SET PROBLEM
Each line of the listing must be transcribed exactly, except for the images, which should be excluded.

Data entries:
● ● ●

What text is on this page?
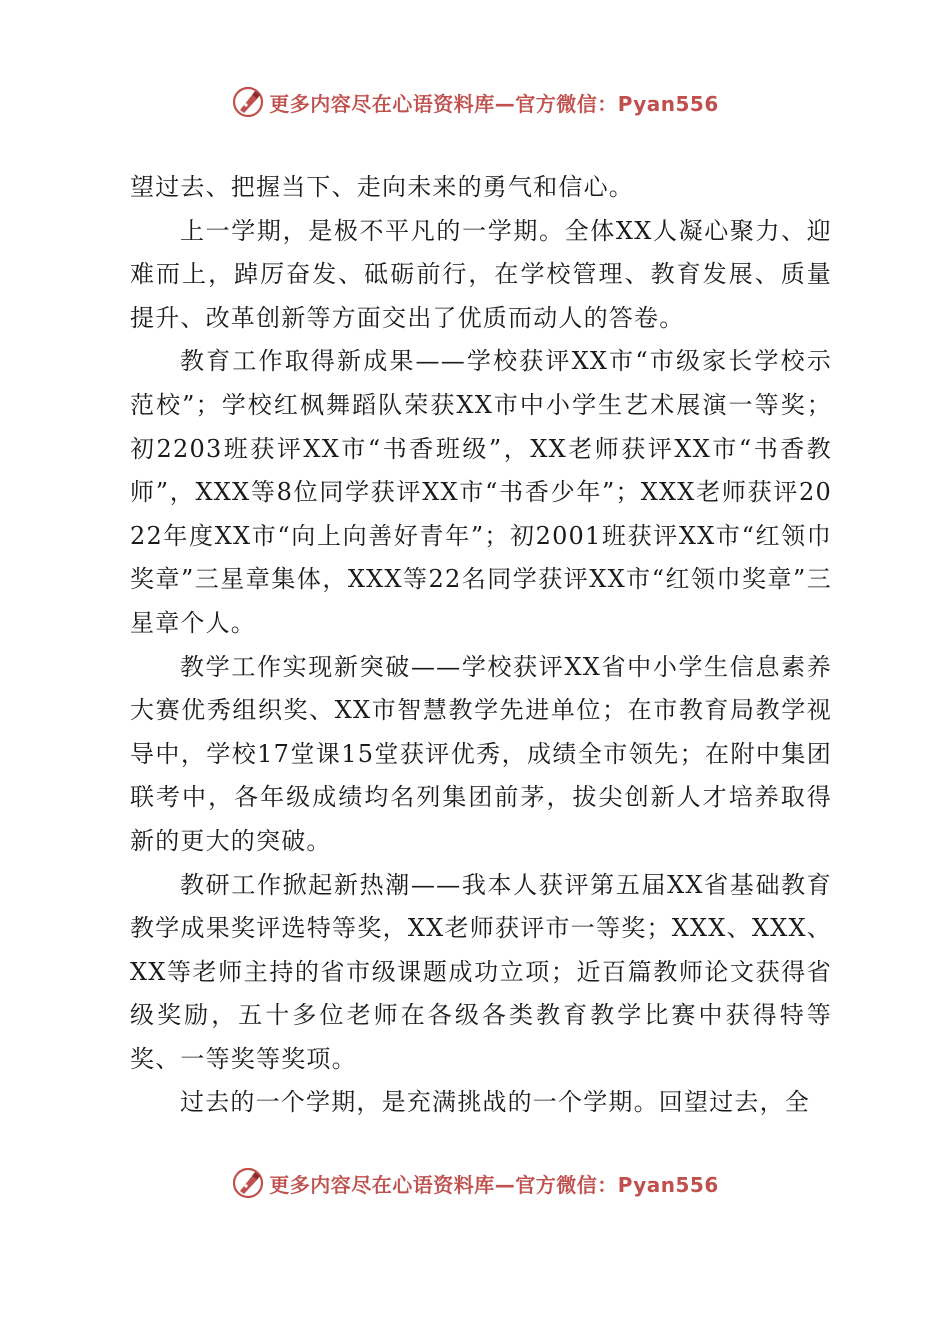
更多内容尽在心语资料库—官方微信：Pyan556

望过去、把握当下、走向未来的勇气和信心。

上一学期，是极不平凡的一学期。全体XX人凝心聚力、迎难而上，踔厉奋发、砥砺前行，在学校管理、教育发展、质量提升、改革创新等方面交出了优质而动人的答卷。

教育工作取得新成果——学校获评XX市“市级家长学校示范校”；学校红枫舞蹈队荣获XX市中小学生艺术展演一等奖；初2203班获评XX市“书香班级”，XX老师获评XX市“书香教师”，XXX等8位同学获评XX市“书香少年”；XXX老师获评2022年度XX市“向上向善好青年”；初2001班获评XX市“红领巾奖章”三星章集体，XXX等22名同学获评XX市“红领巾奖章”三星章个人。

教学工作实现新突破——学校获评XX省中小学生信息素养大赛优秀组织奖、XX市智慧教学先进单位；在市教育局教学视导中，学校17堂课15堂获评优秀，成绩全市领先；在附中集团联考中，各年级成绩均名列集团前茅，拔尖创新人才培养取得新的更大的突破。

教研工作掀起新热潮——我本人获评第五届XX省基础教育教学成果奖评选特等奖，XX老师获评市一等奖；XXX、XXX、XX等老师主持的省市级课题成功立项；近百篇教师论文获得省级奖励，五十多位老师在各级各类教育教学比赛中获得特等奖、一等奖等奖项。

过去的一个学期，是充满挑战的一个学期。回望过去，全

更多内容尽在心语资料库—官方微信：Pyan556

● ● ●

SOLUTION FOR THIS TASK
What text is on this page?
更多内容尽在心语资料库—官方微信：Pyan556

望过去、把握当下、走向未来的勇气和信心。

上一学期，是极不平凡的一学期。全体XX人凝心聚力、迎难而上，踔厉奋发、砥砺前行，在学校管理、教育发展、质量提升、改革创新等方面交出了优质而动人的答卷。

教育工作取得新成果——学校获评XX市“市级家长学校示范校”；学校红枫舞蹈队荣获XX市中小学生艺术展演一等奖；初2203班获评XX市“书香班级”，XX老师获评XX市“书香教师”，XXX等8位同学获评XX市“书香少年”；XXX老师获评2022年度XX市“向上向善好青年”；初2001班获评XX市“红领巾奖章”三星章集体，XXX等22名同学获评XX市“红领巾奖章”三星章个人。

教学工作实现新突破——学校获评XX省中小学生信息素养大赛优秀组织奖、XX市智慧教学先进单位；在市教育局教学视导中，学校17堂课15堂获评优秀，成绩全市领先；在附中集团联考中，各年级成绩均名列集团前茅，拔尖创新人才培养取得新的更大的突破。

教研工作掀起新热潮——我本人获评第五届XX省基础教育教学成果奖评选特等奖，XX老师获评市一等奖；XXX、XXX、XX等老师主持的省市级课题成功立项；近百篇教师论文获得省级奖励，五十多位老师在各级各类教育教学比赛中获得特等奖、一等奖等奖项。

过去的一个学期，是充满挑战的一个学期。回望过去，全

更多内容尽在心语资料库—官方微信：Pyan556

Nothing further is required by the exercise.